* **Exercise**
The records are set out below this line. Return exactly the lines from the one containing "Give me the" through the last, and exclude the pictures.

═══ Supplied material

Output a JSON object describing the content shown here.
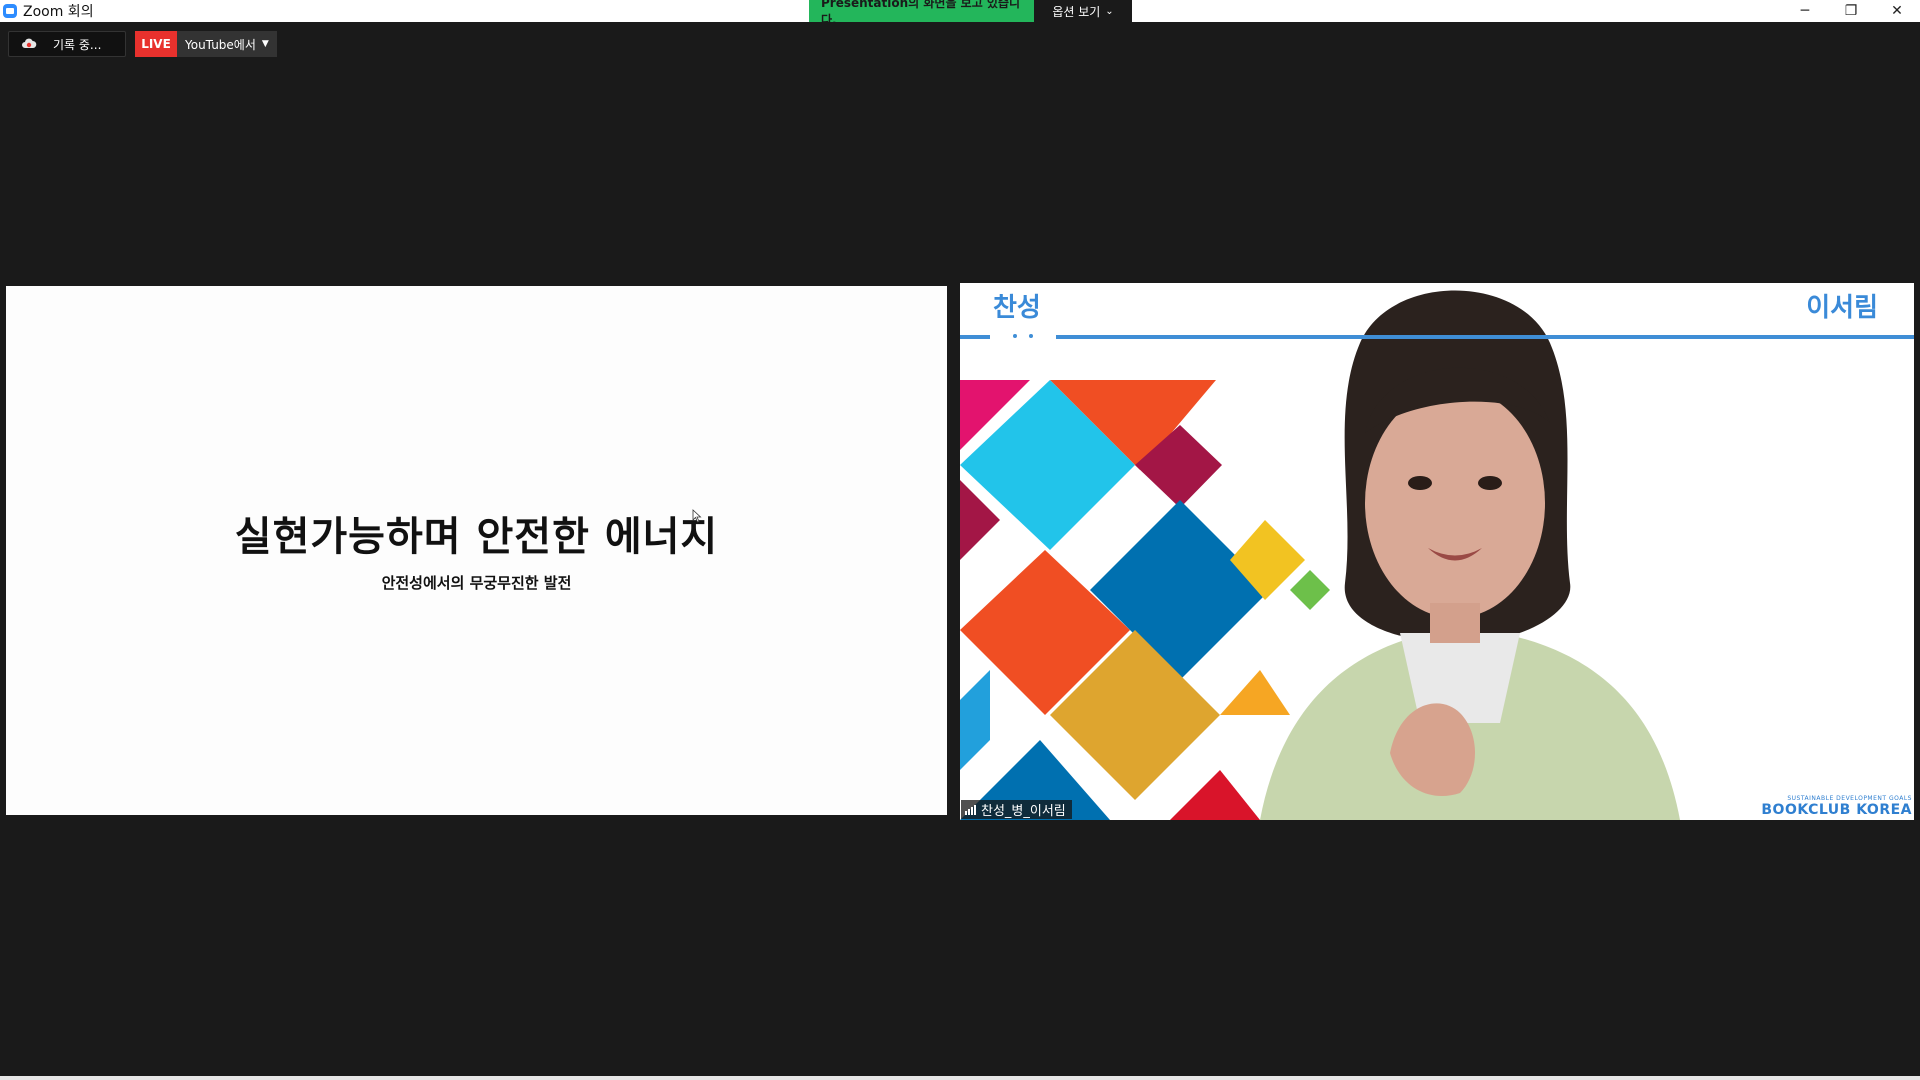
{
  "window": {
    "title": "Zoom 회의",
    "controls": {
      "minimize": "─",
      "restore": "❐",
      "close": "✕"
    }
  },
  "share_banner": {
    "message": "Presentation의 화면을 보고 있습니다.",
    "options_label": "옵션 보기",
    "options_chevron": "⌄",
    "color": "#23b65b"
  },
  "recording": {
    "icon": "cloud-record-icon",
    "label": "기록 중..."
  },
  "live": {
    "badge": "LIVE",
    "target": "YouTube에서",
    "caret": "▼",
    "color": "#e8312d"
  },
  "slide": {
    "headline": "실현가능하며 안전한 에너지",
    "subtitle": "안전성에서의 무궁무진한 발전"
  },
  "video": {
    "top_left": "찬성",
    "top_right": "이서림",
    "participant_name": "찬성_병_이서림",
    "logo_small": "SUSTAINABLE DEVELOPMENT GOALS",
    "logo_big": "BOOKCLUB KOREA"
  }
}
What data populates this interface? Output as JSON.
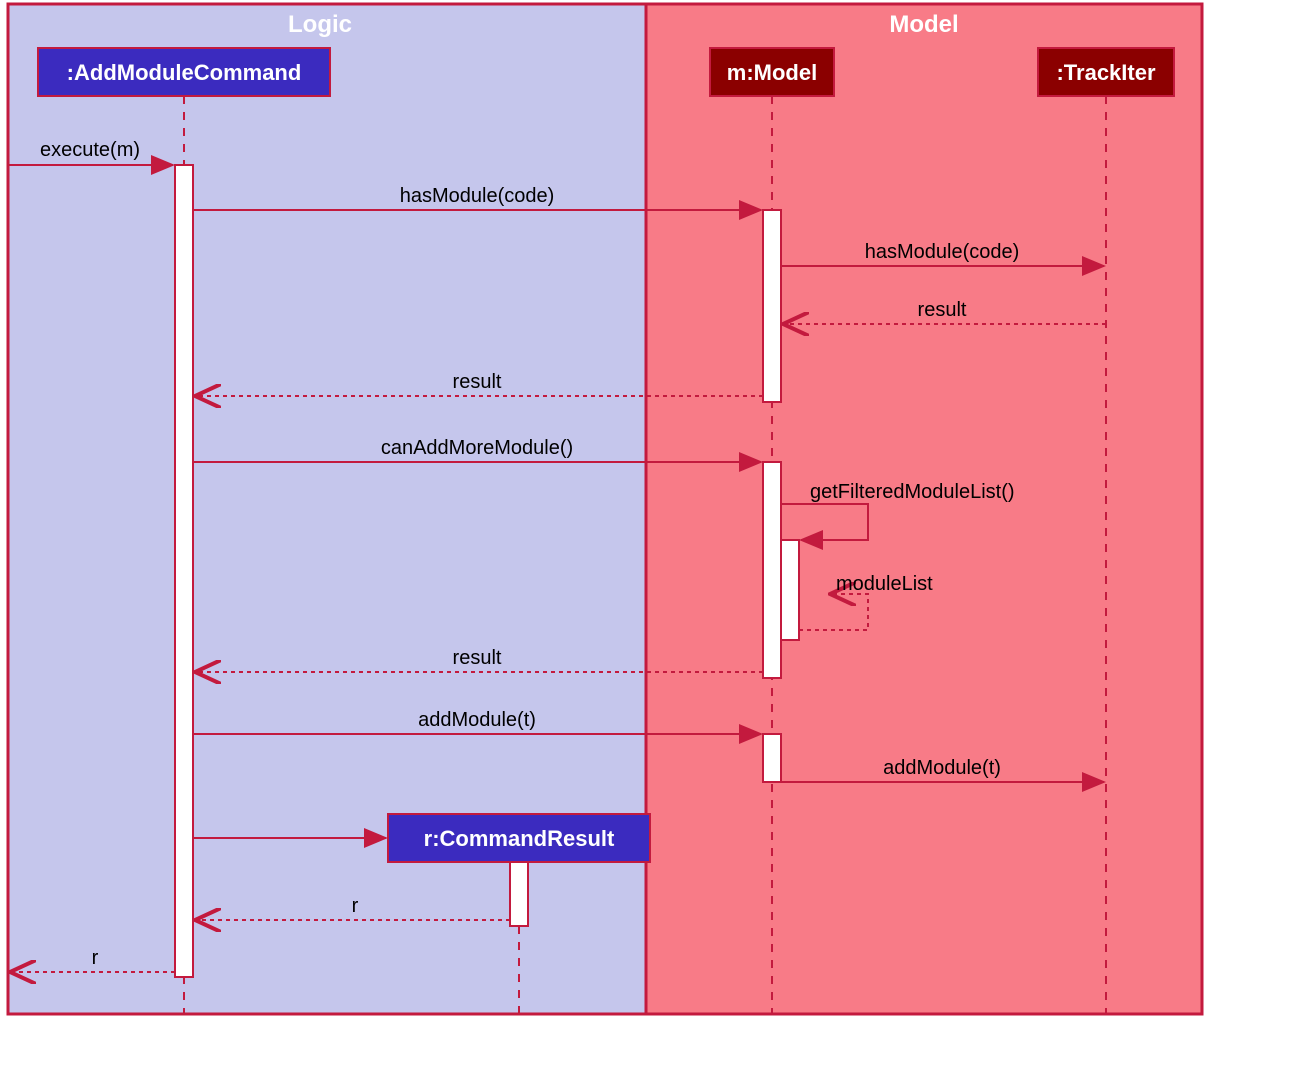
{
  "regions": {
    "logic": "Logic",
    "model": "Model"
  },
  "participants": {
    "addModuleCommand": ":AddModuleCommand",
    "model": "m:Model",
    "trackIter": ":TrackIter",
    "commandResult": "r:CommandResult"
  },
  "messages": {
    "execute": "execute(m)",
    "hasModule1": "hasModule(code)",
    "hasModule2": "hasModule(code)",
    "result1": "result",
    "result2": "result",
    "canAddMoreModule": "canAddMoreModule()",
    "getFilteredModuleList": "getFilteredModuleList()",
    "moduleList": "moduleList",
    "result3": "result",
    "addModule1": "addModule(t)",
    "addModule2": "addModule(t)",
    "returnR1": "r",
    "returnR2": "r"
  }
}
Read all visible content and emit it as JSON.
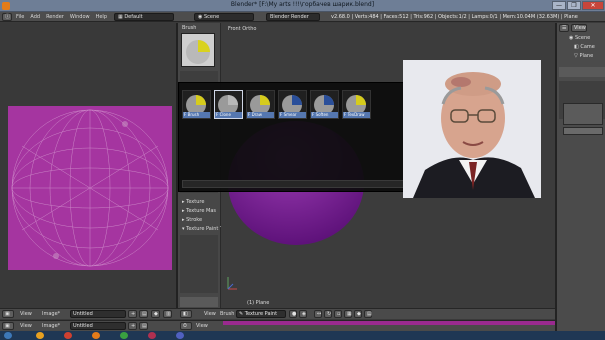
{
  "window": {
    "title": "Blender* [F:\\My arts !!!\\горбачев шарик.blend]",
    "controls": [
      "—",
      "❐",
      "✕"
    ]
  },
  "info_header": {
    "menu": [
      "File",
      "Add",
      "Render",
      "Window",
      "Help"
    ],
    "layout": "Default",
    "scene": "Scene",
    "engine": "Blender Render",
    "stats": "v2.68.0 | Verts:484 | Faces:512 | Tris:962 | Objects:1/2 | Lamps:0/1 | Mem:10.04M (32.63M) | Plane"
  },
  "toolshelf": {
    "brush_panel": "Brush",
    "sections": [
      "Texture",
      "Texture Mas",
      "Stroke",
      "Texture Paint To"
    ]
  },
  "viewport": {
    "mode_label": "Front Ortho",
    "object_label": "(1) Plane"
  },
  "brush_popup": {
    "brushes": [
      "F Brush",
      "F Clone",
      "F Draw",
      "F Smear",
      "F Soften",
      "F TexDraw"
    ],
    "active_index": 1
  },
  "uv_header": {
    "view": "View",
    "image": "Image*",
    "image_name": "Untitled"
  },
  "uv_header2": {
    "view": "View",
    "image": "Image*",
    "image_name": "Untitled"
  },
  "vp_header": {
    "view": "View",
    "brush": "Brush",
    "mode": "Texture Paint"
  },
  "vp_header2": {
    "view": "View"
  },
  "outliner": {
    "items": [
      "Scene",
      "Came",
      "Plane"
    ],
    "view": "View"
  },
  "colors": {
    "uv_purple": "#a535a0",
    "sphere_purple": "#7a1e92",
    "brush_caption": "#5577b0"
  }
}
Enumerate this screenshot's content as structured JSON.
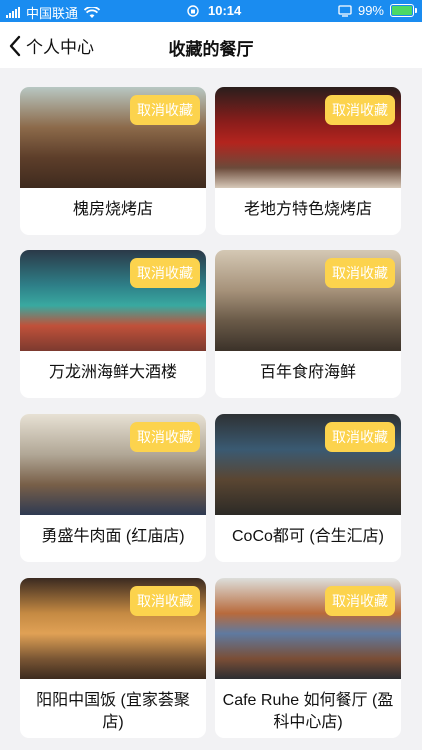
{
  "status_bar": {
    "carrier": "中国联通",
    "time": "10:14",
    "battery": "99%"
  },
  "nav": {
    "back_label": "个人中心",
    "title": "收藏的餐厅"
  },
  "unfavorite_label": "取消收藏",
  "restaurants": [
    {
      "name": "槐房烧烤店"
    },
    {
      "name": "老地方特色烧烤店"
    },
    {
      "name": "万龙洲海鲜大酒楼"
    },
    {
      "name": "百年食府海鲜"
    },
    {
      "name": "勇盛牛肉面 (红庙店)"
    },
    {
      "name": "CoCo都可 (合生汇店)"
    },
    {
      "name": "阳阳中国饭 (宜家荟聚店)"
    },
    {
      "name": "Cafe Ruhe 如何餐厅 (盈科中心店)"
    }
  ]
}
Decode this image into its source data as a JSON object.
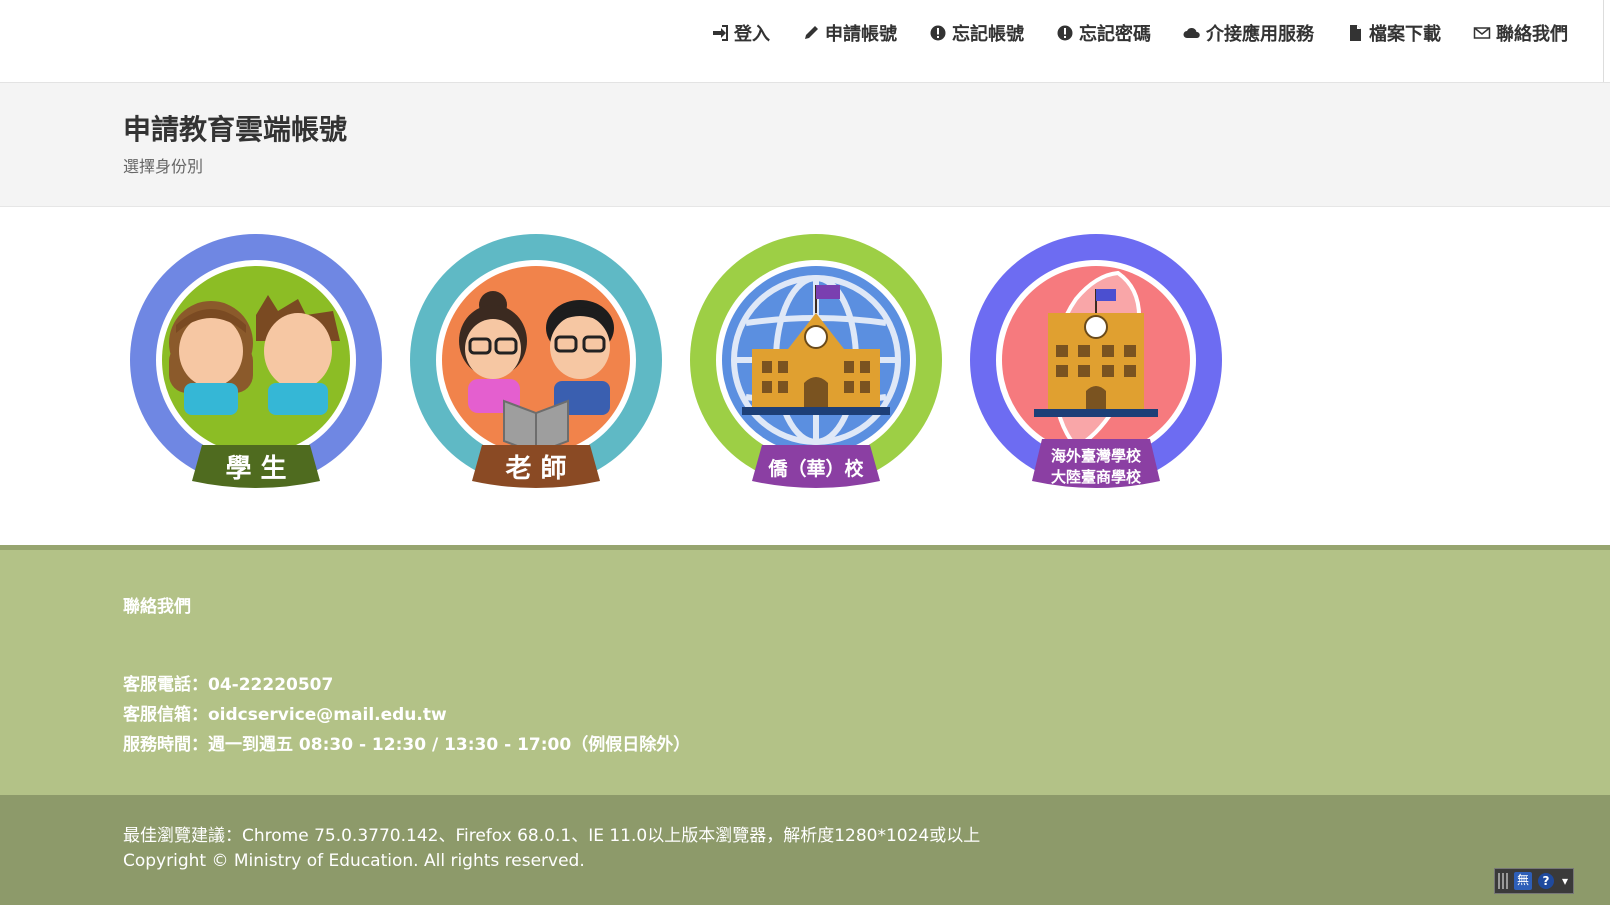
{
  "nav": {
    "items": [
      {
        "label": "登入",
        "icon": "sign-in-icon"
      },
      {
        "label": "申請帳號",
        "icon": "pencil-icon"
      },
      {
        "label": "忘記帳號",
        "icon": "exclamation-circle-icon"
      },
      {
        "label": "忘記密碼",
        "icon": "exclamation-circle-icon"
      },
      {
        "label": "介接應用服務",
        "icon": "cloud-icon"
      },
      {
        "label": "檔案下載",
        "icon": "file-icon"
      },
      {
        "label": "聯絡我們",
        "icon": "envelope-icon"
      }
    ]
  },
  "header": {
    "title": "申請教育雲端帳號",
    "subtitle": "選擇身份別"
  },
  "roles": [
    {
      "label": "學 生",
      "ring_color": "#6f87e3",
      "bg_color": "#8cbd25",
      "ribbon_color": "#4f6b1f"
    },
    {
      "label": "老 師",
      "ring_color": "#5fb9c5",
      "bg_color": "#f1834b",
      "ribbon_color": "#8a4a24"
    },
    {
      "label": "僑（華）校",
      "ring_color": "#9dcf45",
      "bg_color": "#5b8fe0",
      "ribbon_color": "#8b3fa3"
    },
    {
      "label_lines": [
        "海外臺灣學校",
        "大陸臺商學校"
      ],
      "ring_color": "#6d6cf2",
      "bg_color": "#f67a7e",
      "ribbon_color": "#8b3fa3"
    }
  ],
  "footer": {
    "contact_title": "聯絡我們",
    "phone": "客服電話：04-22220507",
    "email": "客服信箱：oidcservice@mail.edu.tw",
    "hours": "服務時間：週一到週五 08:30 - 12:30 / 13:30 - 17:00（例假日除外）",
    "browser_note": "最佳瀏覽建議：Chrome 75.0.3770.142、Firefox 68.0.1、IE 11.0以上版本瀏覽器，解析度1280*1024或以上",
    "copyright": "Copyright © Ministry of Education. All rights reserved."
  },
  "ime": {
    "mode": "無",
    "help": "?"
  },
  "colors": {
    "footer_top": "#b3c287",
    "footer_bottom": "#8d9a6a",
    "header_band": "#f4f4f4"
  }
}
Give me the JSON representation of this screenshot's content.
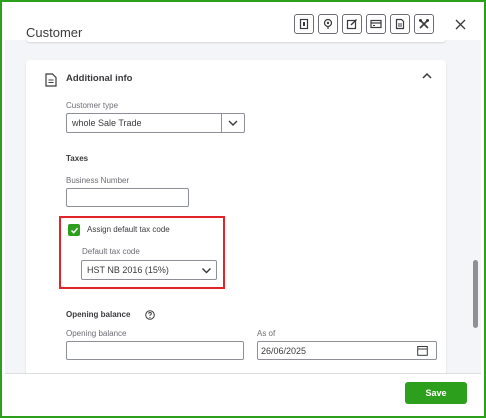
{
  "dialog": {
    "title": "Customer",
    "save_label": "Save"
  },
  "toolbar": {
    "icons": [
      "id-card-icon",
      "location-pin-icon",
      "edit-icon",
      "card-icon",
      "document-icon",
      "tools-icon"
    ],
    "close_icon": "close-icon"
  },
  "additional_info": {
    "title": "Additional info",
    "customer_type": {
      "label": "Customer type",
      "value": "whole Sale Trade"
    }
  },
  "taxes": {
    "heading": "Taxes",
    "business_number": {
      "label": "Business Number",
      "value": ""
    },
    "assign_default_tax_code": {
      "label": "Assign default tax code",
      "checked": true
    },
    "default_tax_code": {
      "label": "Default tax code",
      "value": "HST NB 2016 (15%)"
    }
  },
  "opening_balance": {
    "heading": "Opening balance",
    "amount_label": "Opening balance",
    "amount_value": "",
    "as_of_label": "As of",
    "as_of_value": "26/06/2025"
  },
  "colors": {
    "accent": "#2ca01c",
    "highlight": "#e0242a",
    "text": "#393a3d",
    "muted": "#6b6c72",
    "panel_bg": "#f4f5f8"
  }
}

══════

* **Reply**
Give me the JSON representation of this screenshot's content.
{
  "dialog": {
    "title": "Customer",
    "save_label": "Save"
  },
  "toolbar": {
    "icons": [
      "id-card-icon",
      "location-pin-icon",
      "edit-icon",
      "card-icon",
      "document-icon",
      "tools-icon"
    ],
    "close_icon": "close-icon"
  },
  "additional_info": {
    "title": "Additional info",
    "customer_type": {
      "label": "Customer type",
      "value": "whole Sale Trade"
    }
  },
  "taxes": {
    "heading": "Taxes",
    "business_number": {
      "label": "Business Number",
      "value": ""
    },
    "assign_default_tax_code": {
      "label": "Assign default tax code",
      "checked": true
    },
    "default_tax_code": {
      "label": "Default tax code",
      "value": "HST NB 2016 (15%)"
    }
  },
  "opening_balance": {
    "heading": "Opening balance",
    "amount_label": "Opening balance",
    "amount_value": "",
    "as_of_label": "As of",
    "as_of_value": "26/06/2025"
  },
  "colors": {
    "accent": "#2ca01c",
    "highlight": "#e0242a",
    "text": "#393a3d",
    "muted": "#6b6c72",
    "panel_bg": "#f4f5f8"
  }
}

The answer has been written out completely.